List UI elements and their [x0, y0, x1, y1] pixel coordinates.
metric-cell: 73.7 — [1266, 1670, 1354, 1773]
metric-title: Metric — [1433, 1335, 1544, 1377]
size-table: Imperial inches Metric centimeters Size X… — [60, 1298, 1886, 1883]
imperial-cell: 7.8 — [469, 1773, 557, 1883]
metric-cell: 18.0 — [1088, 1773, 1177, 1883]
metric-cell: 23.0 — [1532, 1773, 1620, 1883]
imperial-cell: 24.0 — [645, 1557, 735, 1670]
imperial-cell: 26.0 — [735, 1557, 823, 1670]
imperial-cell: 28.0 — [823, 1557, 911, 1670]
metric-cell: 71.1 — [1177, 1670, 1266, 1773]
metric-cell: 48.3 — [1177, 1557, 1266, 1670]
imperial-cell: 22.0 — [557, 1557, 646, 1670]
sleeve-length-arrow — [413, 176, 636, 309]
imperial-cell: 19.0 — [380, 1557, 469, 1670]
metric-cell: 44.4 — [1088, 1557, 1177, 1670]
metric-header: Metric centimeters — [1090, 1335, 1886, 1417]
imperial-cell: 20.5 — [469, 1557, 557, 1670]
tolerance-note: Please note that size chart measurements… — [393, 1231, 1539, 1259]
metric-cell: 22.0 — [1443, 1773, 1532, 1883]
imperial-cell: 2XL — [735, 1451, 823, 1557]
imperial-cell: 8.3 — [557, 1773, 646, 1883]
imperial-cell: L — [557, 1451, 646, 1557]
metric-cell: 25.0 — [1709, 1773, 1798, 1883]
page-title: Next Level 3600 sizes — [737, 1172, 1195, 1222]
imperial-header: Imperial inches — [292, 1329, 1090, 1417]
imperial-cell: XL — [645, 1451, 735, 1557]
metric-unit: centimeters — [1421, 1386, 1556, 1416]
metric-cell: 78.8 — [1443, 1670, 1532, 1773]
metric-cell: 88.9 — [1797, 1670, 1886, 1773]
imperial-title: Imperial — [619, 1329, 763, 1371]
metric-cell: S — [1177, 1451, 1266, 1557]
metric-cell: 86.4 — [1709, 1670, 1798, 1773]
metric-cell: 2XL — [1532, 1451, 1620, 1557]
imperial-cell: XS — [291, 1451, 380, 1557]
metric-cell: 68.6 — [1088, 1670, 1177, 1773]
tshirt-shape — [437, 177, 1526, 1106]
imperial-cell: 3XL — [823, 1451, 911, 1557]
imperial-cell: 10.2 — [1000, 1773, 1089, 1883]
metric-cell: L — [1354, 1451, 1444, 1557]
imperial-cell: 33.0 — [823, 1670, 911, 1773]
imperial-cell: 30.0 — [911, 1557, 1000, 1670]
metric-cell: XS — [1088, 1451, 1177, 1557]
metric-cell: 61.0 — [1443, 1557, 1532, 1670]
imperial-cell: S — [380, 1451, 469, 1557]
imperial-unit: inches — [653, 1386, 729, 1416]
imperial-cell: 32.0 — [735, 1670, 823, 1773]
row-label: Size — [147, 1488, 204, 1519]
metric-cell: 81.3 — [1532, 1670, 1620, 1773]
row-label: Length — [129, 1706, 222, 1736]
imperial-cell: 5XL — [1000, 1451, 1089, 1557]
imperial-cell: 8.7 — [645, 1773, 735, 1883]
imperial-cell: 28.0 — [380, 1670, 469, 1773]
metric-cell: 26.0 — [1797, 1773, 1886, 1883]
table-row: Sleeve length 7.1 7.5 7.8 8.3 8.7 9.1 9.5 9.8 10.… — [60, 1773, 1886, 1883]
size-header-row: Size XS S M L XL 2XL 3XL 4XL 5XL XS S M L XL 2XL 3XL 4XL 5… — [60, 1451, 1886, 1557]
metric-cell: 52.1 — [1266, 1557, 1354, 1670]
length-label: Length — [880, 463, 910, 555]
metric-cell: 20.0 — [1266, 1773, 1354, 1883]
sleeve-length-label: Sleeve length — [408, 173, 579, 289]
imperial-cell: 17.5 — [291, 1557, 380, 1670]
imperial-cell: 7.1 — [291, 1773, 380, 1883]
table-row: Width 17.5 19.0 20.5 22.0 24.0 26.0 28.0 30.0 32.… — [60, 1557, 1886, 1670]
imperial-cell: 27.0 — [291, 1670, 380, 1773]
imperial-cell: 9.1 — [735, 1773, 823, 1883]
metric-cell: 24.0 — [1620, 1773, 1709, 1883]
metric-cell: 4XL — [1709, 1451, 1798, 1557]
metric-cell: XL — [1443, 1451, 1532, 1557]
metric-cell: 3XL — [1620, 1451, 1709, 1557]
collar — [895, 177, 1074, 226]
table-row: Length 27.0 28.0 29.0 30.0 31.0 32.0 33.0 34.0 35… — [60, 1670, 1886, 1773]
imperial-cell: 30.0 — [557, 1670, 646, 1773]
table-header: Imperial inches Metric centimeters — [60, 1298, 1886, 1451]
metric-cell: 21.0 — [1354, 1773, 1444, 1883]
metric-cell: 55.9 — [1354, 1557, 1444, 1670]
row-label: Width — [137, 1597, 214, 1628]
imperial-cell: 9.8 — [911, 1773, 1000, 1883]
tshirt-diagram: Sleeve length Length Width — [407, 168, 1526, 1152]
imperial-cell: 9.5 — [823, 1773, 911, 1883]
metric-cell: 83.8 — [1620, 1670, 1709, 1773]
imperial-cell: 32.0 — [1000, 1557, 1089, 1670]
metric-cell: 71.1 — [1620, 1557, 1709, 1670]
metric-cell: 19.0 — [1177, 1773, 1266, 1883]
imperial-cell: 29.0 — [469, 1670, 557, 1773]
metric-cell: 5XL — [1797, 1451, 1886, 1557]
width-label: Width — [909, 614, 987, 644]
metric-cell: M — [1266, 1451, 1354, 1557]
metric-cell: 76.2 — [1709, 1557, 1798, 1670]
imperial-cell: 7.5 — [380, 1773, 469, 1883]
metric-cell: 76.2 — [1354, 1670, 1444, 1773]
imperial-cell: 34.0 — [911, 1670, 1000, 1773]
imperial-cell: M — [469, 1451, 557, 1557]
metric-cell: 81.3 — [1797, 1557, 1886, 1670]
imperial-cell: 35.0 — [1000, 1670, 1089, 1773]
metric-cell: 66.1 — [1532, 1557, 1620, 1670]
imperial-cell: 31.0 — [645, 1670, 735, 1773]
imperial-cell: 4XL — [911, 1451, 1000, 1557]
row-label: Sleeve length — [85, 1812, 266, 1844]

====================

**Exercise task**
Collect every line above that contains the word "inches", and copy each one out in full. Case counts, so match capital and lowercase letters.

**Full response**
size-table: Imperial inches Metric centimeters Size X… — [60, 1298, 1886, 1883]
imperial-header: Imperial inches — [292, 1329, 1090, 1417]
imperial-unit: inches — [653, 1386, 729, 1416]
table-header: Imperial inches Metric centimeters — [60, 1298, 1886, 1451]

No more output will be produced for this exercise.